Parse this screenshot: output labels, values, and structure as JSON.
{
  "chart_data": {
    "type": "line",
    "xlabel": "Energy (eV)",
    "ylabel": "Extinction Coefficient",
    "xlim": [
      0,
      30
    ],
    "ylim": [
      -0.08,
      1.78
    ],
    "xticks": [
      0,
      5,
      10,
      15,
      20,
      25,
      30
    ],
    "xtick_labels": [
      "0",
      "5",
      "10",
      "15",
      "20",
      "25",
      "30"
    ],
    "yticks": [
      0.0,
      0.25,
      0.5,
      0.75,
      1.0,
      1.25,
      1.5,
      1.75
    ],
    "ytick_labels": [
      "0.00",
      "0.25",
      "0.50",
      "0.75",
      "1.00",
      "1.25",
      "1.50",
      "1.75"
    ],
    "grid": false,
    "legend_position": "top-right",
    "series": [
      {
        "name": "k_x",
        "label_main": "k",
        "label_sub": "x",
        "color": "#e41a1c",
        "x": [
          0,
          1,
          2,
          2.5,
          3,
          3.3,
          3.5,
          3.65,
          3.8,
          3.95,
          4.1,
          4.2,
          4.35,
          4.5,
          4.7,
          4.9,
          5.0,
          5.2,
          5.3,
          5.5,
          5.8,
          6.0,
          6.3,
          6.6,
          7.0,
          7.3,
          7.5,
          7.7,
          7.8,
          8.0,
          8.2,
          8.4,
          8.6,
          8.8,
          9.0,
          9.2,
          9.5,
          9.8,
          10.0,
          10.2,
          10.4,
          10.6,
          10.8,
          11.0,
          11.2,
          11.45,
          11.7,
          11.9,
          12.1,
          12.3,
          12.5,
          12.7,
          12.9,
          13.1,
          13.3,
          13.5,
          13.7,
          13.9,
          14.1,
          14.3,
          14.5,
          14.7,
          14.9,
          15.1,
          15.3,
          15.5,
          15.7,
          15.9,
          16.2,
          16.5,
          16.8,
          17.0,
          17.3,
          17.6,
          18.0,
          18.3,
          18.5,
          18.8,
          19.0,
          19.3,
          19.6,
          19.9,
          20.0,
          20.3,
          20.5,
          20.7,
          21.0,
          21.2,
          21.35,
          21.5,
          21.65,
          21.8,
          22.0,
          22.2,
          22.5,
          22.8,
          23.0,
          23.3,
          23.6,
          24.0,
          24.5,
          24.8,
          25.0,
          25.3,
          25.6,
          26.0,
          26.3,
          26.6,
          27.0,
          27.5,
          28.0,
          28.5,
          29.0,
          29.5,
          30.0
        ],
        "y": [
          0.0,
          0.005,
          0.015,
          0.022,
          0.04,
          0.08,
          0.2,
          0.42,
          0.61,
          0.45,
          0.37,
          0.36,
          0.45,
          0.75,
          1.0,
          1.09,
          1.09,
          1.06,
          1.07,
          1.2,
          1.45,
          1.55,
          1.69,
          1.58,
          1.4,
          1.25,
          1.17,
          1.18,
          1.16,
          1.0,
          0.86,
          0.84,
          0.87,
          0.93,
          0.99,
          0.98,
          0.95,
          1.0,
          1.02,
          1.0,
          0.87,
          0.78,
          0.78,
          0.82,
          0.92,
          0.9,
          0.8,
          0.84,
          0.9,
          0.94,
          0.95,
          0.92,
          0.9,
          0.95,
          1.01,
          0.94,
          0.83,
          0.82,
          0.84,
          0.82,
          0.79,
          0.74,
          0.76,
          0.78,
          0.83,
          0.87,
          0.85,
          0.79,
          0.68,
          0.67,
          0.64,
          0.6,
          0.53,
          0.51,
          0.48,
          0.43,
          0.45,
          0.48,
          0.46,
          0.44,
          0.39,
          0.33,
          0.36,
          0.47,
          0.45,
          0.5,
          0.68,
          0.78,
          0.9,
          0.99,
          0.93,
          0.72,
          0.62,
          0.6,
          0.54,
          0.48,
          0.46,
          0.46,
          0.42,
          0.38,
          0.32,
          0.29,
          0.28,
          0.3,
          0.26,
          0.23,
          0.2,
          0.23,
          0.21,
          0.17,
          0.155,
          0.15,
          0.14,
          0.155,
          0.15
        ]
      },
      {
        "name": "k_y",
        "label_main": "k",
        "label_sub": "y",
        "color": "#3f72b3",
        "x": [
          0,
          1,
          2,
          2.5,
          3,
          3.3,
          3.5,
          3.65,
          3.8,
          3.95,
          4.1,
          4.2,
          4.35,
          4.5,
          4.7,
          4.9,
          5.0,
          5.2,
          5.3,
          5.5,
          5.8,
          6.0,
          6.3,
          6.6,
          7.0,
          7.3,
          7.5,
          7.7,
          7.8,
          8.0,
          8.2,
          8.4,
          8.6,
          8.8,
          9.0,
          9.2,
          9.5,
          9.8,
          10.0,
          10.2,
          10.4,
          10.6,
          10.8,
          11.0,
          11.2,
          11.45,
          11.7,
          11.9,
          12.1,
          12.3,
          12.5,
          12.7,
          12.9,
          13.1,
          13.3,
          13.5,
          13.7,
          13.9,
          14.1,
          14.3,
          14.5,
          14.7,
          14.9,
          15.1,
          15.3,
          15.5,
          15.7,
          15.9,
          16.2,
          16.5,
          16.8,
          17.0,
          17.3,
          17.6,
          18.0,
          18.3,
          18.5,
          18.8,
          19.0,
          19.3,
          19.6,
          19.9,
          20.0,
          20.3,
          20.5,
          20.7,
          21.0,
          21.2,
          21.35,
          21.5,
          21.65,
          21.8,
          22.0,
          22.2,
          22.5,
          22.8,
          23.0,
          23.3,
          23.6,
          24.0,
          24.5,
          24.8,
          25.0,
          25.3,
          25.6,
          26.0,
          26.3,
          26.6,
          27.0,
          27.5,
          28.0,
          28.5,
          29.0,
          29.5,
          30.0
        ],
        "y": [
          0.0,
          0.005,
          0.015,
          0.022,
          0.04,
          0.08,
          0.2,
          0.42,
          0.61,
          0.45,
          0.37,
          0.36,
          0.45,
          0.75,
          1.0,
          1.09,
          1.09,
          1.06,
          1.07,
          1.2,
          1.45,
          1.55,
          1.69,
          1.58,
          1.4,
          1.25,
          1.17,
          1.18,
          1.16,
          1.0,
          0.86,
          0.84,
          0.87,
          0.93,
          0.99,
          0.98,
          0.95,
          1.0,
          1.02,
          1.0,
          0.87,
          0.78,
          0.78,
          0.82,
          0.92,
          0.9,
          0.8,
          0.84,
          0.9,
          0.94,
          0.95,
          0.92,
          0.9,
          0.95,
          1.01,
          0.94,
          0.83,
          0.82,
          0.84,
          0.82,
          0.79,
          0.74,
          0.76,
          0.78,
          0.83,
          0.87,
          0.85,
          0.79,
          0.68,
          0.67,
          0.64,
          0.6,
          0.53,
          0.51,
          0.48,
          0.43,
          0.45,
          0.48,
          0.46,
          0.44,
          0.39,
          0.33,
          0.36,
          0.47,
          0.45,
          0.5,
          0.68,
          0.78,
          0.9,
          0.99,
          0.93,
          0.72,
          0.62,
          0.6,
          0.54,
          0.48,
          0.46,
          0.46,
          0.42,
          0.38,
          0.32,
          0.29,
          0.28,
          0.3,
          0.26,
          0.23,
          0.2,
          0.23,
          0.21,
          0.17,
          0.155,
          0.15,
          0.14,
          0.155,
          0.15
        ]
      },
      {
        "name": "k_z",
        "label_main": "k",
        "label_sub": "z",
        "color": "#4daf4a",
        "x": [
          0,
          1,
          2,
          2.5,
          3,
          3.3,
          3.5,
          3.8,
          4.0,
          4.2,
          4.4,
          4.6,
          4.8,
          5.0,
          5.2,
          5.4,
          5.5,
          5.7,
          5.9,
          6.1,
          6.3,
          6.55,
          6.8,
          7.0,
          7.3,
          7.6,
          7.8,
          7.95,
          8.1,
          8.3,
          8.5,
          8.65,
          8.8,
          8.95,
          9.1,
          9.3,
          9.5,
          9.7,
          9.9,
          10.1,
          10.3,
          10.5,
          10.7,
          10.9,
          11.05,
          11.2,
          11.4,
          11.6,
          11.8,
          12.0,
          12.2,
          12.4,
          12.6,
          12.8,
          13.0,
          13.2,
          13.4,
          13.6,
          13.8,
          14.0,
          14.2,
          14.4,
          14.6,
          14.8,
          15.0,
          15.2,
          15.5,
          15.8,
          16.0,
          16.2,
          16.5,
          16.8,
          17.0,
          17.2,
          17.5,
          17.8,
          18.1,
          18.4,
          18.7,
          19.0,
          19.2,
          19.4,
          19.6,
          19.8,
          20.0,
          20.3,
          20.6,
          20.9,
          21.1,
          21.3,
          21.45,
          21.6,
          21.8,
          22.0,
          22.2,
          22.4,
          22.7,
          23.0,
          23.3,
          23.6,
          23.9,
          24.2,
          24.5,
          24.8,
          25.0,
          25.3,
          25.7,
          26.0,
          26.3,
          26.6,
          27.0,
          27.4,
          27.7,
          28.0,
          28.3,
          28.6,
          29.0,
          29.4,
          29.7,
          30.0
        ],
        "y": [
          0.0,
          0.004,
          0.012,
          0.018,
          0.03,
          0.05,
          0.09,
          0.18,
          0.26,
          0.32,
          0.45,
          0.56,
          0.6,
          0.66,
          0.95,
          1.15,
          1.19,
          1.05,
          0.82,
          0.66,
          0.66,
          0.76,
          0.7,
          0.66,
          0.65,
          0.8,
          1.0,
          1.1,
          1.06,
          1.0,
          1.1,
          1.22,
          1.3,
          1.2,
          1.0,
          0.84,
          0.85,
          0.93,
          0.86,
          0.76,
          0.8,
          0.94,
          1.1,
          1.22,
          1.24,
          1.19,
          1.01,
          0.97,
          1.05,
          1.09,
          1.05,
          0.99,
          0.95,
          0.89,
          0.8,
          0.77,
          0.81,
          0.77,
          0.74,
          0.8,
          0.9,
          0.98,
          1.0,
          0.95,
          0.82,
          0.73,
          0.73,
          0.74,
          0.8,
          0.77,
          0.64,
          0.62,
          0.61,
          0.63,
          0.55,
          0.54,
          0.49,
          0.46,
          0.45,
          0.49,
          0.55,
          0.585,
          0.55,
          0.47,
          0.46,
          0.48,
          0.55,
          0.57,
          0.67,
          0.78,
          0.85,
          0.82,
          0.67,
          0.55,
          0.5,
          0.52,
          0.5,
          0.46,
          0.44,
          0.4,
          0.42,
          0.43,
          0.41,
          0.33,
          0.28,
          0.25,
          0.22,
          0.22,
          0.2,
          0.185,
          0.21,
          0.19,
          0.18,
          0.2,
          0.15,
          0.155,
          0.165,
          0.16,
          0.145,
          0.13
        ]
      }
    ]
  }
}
---
Only lines holding the string "color" are wanted; gather each one from the entries above.

▶ [OUTPUT OF THE EXERCISE]
        "color": "#e41a1c",
        "color": "#3f72b3",
        "color": "#4daf4a",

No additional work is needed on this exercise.